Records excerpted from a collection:
---------------
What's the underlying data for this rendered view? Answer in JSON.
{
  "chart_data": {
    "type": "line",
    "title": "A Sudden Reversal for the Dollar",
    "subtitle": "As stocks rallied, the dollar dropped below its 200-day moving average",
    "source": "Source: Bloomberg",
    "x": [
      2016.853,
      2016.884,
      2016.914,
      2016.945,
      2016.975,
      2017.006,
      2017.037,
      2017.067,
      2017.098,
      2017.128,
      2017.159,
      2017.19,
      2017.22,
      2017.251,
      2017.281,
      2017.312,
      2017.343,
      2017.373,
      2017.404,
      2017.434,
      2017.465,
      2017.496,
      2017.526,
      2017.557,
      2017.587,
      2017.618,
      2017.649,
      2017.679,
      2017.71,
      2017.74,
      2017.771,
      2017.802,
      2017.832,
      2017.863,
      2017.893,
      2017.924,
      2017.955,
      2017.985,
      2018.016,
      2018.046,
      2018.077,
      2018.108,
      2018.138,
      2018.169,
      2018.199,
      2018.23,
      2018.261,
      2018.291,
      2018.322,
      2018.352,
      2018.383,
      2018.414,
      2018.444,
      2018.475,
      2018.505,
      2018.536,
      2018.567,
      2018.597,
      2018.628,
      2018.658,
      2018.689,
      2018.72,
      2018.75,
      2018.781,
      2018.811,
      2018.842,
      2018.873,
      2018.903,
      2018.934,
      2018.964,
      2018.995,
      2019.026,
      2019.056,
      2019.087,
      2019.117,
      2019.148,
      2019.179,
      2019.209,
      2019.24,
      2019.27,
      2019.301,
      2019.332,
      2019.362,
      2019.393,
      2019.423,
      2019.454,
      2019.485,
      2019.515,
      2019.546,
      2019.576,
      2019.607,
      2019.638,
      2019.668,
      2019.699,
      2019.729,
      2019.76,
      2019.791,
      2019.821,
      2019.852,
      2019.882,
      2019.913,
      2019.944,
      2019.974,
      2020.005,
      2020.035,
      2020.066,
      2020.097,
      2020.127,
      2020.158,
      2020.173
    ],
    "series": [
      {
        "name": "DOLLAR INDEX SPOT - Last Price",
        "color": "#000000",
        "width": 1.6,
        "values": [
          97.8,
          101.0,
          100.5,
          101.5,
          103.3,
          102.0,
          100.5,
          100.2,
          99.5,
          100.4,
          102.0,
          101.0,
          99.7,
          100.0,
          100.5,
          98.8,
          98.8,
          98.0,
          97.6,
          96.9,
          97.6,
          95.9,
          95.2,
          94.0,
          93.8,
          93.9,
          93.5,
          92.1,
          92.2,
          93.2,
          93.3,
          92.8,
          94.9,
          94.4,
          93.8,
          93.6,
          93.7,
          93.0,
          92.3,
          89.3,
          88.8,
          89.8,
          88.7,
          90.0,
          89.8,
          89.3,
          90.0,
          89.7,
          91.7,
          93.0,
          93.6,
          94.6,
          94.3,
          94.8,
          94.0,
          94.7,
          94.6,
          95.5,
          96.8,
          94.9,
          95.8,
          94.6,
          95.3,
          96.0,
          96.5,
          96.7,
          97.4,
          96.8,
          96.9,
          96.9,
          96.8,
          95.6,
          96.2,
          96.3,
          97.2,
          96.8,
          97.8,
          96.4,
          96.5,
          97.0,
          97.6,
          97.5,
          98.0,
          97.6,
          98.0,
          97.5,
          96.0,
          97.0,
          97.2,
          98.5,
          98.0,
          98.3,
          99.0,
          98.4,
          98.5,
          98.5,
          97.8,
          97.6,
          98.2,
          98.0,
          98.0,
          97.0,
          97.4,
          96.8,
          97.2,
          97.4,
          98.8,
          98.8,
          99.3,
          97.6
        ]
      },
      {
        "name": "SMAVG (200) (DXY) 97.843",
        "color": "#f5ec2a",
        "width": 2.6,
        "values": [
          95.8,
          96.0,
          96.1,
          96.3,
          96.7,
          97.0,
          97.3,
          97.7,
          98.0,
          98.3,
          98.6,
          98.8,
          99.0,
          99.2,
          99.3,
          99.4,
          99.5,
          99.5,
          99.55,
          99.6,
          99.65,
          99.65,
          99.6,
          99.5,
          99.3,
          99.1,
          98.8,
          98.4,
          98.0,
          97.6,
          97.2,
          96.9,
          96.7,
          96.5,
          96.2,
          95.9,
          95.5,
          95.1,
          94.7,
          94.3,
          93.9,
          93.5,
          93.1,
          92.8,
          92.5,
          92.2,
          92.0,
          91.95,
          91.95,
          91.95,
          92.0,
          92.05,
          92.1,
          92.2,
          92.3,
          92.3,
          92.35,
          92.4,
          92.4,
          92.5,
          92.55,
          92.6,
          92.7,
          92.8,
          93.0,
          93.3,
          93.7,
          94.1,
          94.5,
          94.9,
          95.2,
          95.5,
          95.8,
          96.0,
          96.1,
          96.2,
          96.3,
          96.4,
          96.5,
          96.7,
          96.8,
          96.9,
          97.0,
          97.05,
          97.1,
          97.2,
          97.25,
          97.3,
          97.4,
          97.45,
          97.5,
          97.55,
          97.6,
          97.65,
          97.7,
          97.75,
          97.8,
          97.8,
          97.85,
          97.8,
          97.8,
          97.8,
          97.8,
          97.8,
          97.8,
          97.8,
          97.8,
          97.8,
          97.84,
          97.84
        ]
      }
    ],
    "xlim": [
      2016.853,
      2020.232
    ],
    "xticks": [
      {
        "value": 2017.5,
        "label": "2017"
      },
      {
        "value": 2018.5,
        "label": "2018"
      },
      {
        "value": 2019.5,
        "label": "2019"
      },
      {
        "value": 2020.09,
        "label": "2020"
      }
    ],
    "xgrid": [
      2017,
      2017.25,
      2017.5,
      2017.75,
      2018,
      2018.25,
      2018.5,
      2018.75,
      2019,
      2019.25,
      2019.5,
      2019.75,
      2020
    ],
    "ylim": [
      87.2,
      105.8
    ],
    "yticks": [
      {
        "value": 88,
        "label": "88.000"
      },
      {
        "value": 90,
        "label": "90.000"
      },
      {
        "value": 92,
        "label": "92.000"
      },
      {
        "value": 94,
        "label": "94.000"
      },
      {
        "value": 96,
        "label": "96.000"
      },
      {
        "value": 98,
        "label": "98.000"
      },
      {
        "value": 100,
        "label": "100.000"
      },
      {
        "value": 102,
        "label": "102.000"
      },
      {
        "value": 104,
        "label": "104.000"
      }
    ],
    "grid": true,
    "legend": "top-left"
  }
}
---------------
▶ [WRITTEN EXERCISE]: Identify each line of the material where the word "name" shows up, and copy it.

▶ [THE SOLUTION]:
        "name": "DOLLAR INDEX SPOT - Last Price",
        "name": "SMAVG (200) (DXY) 97.843",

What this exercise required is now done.